▸ PROBLEM
All of the material below is to be repeated exactly.

▸ EXTRACTED DATA
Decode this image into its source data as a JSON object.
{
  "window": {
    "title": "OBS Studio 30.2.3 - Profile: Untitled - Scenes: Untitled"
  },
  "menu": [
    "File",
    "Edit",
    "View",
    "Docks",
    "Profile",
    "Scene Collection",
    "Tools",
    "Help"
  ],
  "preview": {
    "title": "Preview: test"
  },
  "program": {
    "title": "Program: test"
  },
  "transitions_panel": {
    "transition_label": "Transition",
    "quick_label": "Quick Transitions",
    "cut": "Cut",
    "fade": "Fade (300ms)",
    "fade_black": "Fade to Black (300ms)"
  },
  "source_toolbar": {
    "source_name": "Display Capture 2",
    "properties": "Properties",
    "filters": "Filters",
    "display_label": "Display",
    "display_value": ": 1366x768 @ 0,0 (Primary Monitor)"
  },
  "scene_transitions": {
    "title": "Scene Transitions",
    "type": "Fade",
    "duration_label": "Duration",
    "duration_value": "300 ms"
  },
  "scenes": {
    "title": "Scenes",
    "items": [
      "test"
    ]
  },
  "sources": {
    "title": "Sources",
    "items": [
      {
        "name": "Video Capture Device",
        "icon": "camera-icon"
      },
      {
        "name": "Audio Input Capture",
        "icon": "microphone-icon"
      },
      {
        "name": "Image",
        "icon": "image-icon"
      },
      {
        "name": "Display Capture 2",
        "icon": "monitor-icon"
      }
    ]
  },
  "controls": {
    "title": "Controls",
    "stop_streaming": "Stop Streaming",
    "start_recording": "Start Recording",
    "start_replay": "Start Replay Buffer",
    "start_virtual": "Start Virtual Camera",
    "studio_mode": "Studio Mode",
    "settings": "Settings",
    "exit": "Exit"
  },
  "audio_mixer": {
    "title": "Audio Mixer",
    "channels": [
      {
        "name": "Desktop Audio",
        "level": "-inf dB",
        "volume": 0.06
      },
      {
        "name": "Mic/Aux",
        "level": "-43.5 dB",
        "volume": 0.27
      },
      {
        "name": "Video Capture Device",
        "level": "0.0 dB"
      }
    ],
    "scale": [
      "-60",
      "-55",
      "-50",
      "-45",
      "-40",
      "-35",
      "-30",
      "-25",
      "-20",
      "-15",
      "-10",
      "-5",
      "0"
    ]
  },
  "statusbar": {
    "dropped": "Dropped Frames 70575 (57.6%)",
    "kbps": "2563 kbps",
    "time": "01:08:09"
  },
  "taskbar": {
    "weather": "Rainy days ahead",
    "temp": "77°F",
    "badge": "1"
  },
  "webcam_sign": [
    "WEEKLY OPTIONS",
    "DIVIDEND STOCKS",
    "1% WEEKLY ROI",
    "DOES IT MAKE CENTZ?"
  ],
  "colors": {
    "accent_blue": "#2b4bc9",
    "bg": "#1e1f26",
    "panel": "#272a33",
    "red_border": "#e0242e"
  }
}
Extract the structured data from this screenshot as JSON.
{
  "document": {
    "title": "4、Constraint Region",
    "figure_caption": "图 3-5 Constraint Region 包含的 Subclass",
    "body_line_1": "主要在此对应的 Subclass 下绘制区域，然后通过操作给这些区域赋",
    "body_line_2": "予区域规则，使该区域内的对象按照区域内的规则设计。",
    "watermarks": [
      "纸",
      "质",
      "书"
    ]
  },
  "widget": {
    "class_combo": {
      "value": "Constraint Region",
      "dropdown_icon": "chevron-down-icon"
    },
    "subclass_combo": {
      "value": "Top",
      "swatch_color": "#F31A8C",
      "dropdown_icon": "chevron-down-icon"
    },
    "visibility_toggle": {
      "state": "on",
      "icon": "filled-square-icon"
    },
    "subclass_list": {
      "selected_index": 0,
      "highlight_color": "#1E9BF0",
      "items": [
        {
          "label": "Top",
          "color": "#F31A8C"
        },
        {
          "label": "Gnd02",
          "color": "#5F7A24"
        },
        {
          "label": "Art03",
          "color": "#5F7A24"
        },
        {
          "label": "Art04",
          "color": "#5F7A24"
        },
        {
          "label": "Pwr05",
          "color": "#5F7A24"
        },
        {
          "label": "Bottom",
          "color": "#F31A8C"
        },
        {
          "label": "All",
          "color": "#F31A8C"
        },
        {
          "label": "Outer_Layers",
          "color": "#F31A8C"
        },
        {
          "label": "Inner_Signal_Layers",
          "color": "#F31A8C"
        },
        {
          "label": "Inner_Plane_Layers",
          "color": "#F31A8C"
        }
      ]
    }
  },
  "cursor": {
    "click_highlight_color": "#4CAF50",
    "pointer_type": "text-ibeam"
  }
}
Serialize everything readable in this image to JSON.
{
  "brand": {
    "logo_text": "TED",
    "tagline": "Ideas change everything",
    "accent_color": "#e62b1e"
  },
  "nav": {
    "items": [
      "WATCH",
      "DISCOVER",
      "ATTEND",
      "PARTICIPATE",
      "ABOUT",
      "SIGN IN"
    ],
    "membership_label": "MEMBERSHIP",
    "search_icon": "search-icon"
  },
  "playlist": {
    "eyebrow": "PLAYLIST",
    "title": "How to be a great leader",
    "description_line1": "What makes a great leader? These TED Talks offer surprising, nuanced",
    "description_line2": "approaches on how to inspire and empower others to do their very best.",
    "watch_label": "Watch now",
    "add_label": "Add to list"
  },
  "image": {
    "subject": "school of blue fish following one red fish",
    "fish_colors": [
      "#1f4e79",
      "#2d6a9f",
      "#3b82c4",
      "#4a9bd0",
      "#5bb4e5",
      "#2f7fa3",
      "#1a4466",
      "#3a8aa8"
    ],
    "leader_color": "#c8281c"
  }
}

▸ ANSWER FOR THE TASK
Decode this image into its source data as a JSON object.
{
  "window": {
    "title": "OBS Studio 30.2.3 - Profile: Untitled - Scenes: Untitled"
  },
  "menu": [
    "File",
    "Edit",
    "View",
    "Docks",
    "Profile",
    "Scene Collection",
    "Tools",
    "Help"
  ],
  "preview": {
    "title": "Preview: test"
  },
  "program": {
    "title": "Program: test"
  },
  "transitions_panel": {
    "transition_label": "Transition",
    "quick_label": "Quick Transitions",
    "cut": "Cut",
    "fade": "Fade (300ms)",
    "fade_black": "Fade to Black (300ms)"
  },
  "source_toolbar": {
    "source_name": "Display Capture 2",
    "properties": "Properties",
    "filters": "Filters",
    "display_label": "Display",
    "display_value": ": 1366x768 @ 0,0 (Primary Monitor)"
  },
  "scene_transitions": {
    "title": "Scene Transitions",
    "type": "Fade",
    "duration_label": "Duration",
    "duration_value": "300 ms"
  },
  "scenes": {
    "title": "Scenes",
    "items": [
      "test"
    ]
  },
  "sources": {
    "title": "Sources",
    "items": [
      {
        "name": "Video Capture Device",
        "icon": "camera-icon"
      },
      {
        "name": "Audio Input Capture",
        "icon": "microphone-icon"
      },
      {
        "name": "Image",
        "icon": "image-icon"
      },
      {
        "name": "Display Capture 2",
        "icon": "monitor-icon"
      }
    ]
  },
  "controls": {
    "title": "Controls",
    "stop_streaming": "Stop Streaming",
    "start_recording": "Start Recording",
    "start_replay": "Start Replay Buffer",
    "start_virtual": "Start Virtual Camera",
    "studio_mode": "Studio Mode",
    "settings": "Settings",
    "exit": "Exit"
  },
  "audio_mixer": {
    "title": "Audio Mixer",
    "channels": [
      {
        "name": "Desktop Audio",
        "level": "-inf dB",
        "volume": 0.06
      },
      {
        "name": "Mic/Aux",
        "level": "-43.5 dB",
        "volume": 0.27
      },
      {
        "name": "Video Capture Device",
        "level": "0.0 dB"
      }
    ],
    "scale": [
      "-60",
      "-55",
      "-50",
      "-45",
      "-40",
      "-35",
      "-30",
      "-25",
      "-20",
      "-15",
      "-10",
      "-5",
      "0"
    ]
  },
  "statusbar": {
    "dropped": "Dropped Frames 70575 (57.6%)",
    "kbps": "2563 kbps",
    "time": "01:08:09"
  },
  "taskbar": {
    "weather": "Rainy days ahead",
    "temp": "77°F",
    "badge": "1"
  },
  "webcam_sign": [
    "WEEKLY OPTIONS",
    "DIVIDEND STOCKS",
    "1% WEEKLY ROI",
    "DOES IT MAKE CENTZ?"
  ],
  "colors": {
    "accent_blue": "#2b4bc9",
    "bg": "#1e1f26",
    "panel": "#272a33",
    "red_border": "#e0242e"
  }
}
Extract the structured data from this screenshot as JSON.
{
  "document": {
    "title": "4、Constraint Region",
    "figure_caption": "图 3-5 Constraint Region 包含的 Subclass",
    "body_line_1": "主要在此对应的 Subclass 下绘制区域，然后通过操作给这些区域赋",
    "body_line_2": "予区域规则，使该区域内的对象按照区域内的规则设计。",
    "watermarks": [
      "纸",
      "质",
      "书"
    ]
  },
  "widget": {
    "class_combo": {
      "value": "Constraint Region",
      "dropdown_icon": "chevron-down-icon"
    },
    "subclass_combo": {
      "value": "Top",
      "swatch_color": "#F31A8C",
      "dropdown_icon": "chevron-down-icon"
    },
    "visibility_toggle": {
      "state": "on",
      "icon": "filled-square-icon"
    },
    "subclass_list": {
      "selected_index": 0,
      "highlight_color": "#1E9BF0",
      "items": [
        {
          "label": "Top",
          "color": "#F31A8C"
        },
        {
          "label": "Gnd02",
          "color": "#5F7A24"
        },
        {
          "label": "Art03",
          "color": "#5F7A24"
        },
        {
          "label": "Art04",
          "color": "#5F7A24"
        },
        {
          "label": "Pwr05",
          "color": "#5F7A24"
        },
        {
          "label": "Bottom",
          "color": "#F31A8C"
        },
        {
          "label": "All",
          "color": "#F31A8C"
        },
        {
          "label": "Outer_Layers",
          "color": "#F31A8C"
        },
        {
          "label": "Inner_Signal_Layers",
          "color": "#F31A8C"
        },
        {
          "label": "Inner_Plane_Layers",
          "color": "#F31A8C"
        }
      ]
    }
  },
  "cursor": {
    "click_highlight_color": "#4CAF50",
    "pointer_type": "text-ibeam"
  }
}
Serialize everything readable in this image to JSON.
{
  "brand": {
    "logo_text": "TED",
    "tagline": "Ideas change everything",
    "accent_color": "#e62b1e"
  },
  "nav": {
    "items": [
      "WATCH",
      "DISCOVER",
      "ATTEND",
      "PARTICIPATE",
      "ABOUT",
      "SIGN IN"
    ],
    "membership_label": "MEMBERSHIP",
    "search_icon": "search-icon"
  },
  "playlist": {
    "eyebrow": "PLAYLIST",
    "title": "How to be a great leader",
    "description_line1": "What makes a great leader? These TED Talks offer surprising, nuanced",
    "description_line2": "approaches on how to inspire and empower others to do their very best.",
    "watch_label": "Watch now",
    "add_label": "Add to list"
  },
  "image": {
    "subject": "school of blue fish following one red fish",
    "fish_colors": [
      "#1f4e79",
      "#2d6a9f",
      "#3b82c4",
      "#4a9bd0",
      "#5bb4e5",
      "#2f7fa3",
      "#1a4466",
      "#3a8aa8"
    ],
    "leader_color": "#c8281c"
  }
}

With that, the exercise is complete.